--- Start Data in this exercise ---

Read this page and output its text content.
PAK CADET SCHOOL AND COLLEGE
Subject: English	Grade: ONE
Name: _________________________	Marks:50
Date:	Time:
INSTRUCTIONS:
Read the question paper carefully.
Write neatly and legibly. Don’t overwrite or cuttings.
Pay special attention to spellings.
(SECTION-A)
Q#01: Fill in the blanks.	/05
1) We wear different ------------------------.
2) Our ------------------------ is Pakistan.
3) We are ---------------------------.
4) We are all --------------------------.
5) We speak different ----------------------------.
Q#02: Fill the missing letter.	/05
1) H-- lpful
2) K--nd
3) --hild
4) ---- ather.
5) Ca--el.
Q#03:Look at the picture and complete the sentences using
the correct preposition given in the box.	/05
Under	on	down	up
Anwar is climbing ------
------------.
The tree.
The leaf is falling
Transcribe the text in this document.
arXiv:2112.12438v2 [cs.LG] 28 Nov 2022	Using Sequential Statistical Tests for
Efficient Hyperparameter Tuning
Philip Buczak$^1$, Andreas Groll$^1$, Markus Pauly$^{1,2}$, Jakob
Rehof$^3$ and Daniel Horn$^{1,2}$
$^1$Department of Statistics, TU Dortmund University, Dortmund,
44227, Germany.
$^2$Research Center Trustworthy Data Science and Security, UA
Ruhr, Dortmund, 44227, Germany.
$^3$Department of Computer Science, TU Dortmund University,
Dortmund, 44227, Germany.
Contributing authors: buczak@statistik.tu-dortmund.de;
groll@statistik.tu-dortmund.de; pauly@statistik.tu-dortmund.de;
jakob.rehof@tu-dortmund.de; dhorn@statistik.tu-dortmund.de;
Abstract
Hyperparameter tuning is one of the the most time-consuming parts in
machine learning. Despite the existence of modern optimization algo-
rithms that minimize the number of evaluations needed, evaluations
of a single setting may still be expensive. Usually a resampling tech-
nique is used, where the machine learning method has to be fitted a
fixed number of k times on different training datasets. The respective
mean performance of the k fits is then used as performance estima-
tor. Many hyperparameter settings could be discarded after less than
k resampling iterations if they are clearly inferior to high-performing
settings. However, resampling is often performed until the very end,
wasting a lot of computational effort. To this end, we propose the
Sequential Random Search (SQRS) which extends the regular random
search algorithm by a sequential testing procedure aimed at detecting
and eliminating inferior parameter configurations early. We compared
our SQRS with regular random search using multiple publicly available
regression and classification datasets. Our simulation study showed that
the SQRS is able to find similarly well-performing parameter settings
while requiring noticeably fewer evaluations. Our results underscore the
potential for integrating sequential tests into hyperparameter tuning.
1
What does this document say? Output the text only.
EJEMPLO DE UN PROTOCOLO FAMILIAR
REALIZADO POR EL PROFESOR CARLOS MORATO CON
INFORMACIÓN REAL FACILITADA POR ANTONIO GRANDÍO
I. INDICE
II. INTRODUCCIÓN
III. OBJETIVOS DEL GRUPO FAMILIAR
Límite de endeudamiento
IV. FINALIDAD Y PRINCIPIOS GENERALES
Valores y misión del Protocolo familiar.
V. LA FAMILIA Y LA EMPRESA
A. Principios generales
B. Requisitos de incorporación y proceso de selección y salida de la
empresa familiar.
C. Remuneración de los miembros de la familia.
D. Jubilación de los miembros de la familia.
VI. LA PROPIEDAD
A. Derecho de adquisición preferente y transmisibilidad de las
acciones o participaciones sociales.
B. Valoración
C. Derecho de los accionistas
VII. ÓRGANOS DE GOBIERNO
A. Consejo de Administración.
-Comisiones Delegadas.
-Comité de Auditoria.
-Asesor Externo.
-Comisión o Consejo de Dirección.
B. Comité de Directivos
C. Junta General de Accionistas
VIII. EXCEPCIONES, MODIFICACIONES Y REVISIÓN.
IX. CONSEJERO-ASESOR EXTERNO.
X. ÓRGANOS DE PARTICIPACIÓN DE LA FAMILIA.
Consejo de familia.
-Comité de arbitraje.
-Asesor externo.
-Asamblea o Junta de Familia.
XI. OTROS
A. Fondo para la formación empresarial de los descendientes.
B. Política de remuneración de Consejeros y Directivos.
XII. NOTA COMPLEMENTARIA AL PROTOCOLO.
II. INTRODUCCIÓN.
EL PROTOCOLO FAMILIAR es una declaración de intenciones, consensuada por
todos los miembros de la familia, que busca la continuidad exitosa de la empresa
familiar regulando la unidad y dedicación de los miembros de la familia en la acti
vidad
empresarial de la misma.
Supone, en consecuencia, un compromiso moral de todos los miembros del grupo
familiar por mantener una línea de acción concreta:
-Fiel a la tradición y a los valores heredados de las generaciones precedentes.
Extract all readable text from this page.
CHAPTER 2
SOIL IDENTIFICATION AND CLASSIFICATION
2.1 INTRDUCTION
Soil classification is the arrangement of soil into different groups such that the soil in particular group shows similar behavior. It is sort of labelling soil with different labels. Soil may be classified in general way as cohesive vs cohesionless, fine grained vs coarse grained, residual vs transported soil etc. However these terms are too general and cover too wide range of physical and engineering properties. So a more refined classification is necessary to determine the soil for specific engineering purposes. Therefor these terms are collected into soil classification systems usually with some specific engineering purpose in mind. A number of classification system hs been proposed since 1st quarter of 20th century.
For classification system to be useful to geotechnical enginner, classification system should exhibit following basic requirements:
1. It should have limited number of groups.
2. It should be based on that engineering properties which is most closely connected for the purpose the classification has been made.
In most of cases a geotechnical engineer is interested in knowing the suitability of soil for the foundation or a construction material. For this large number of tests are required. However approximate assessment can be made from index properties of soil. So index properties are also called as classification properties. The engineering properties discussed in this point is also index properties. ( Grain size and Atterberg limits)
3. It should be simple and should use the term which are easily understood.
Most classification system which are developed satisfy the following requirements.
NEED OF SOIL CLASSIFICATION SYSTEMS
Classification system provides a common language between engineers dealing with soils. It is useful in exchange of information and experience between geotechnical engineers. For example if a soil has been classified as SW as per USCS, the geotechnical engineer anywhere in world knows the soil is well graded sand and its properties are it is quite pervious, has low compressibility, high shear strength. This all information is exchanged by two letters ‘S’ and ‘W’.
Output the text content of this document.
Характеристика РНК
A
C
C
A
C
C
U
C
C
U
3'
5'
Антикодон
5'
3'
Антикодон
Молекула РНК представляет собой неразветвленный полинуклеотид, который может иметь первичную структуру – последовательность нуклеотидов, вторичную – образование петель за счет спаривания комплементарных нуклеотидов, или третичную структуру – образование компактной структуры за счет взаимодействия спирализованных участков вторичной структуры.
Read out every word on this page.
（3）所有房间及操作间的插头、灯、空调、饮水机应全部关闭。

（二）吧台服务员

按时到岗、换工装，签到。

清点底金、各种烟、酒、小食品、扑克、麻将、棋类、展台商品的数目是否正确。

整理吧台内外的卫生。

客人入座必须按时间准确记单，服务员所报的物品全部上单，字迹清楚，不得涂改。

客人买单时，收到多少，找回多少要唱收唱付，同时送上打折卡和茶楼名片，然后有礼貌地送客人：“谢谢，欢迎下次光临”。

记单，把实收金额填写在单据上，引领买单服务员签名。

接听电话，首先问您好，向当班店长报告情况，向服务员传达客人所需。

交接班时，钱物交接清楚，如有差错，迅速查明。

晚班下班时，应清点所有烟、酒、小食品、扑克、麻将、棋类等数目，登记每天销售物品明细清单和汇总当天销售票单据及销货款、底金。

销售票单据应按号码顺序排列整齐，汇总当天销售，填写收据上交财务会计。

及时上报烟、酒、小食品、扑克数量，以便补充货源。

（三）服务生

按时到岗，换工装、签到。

--- End Data in this exercise ---

* Task requirements *
Locate all lines holding the word "Junta", then copy them out.

* Exercise result *
C. Junta General de Accionistas
-Asamblea o Junta de Familia.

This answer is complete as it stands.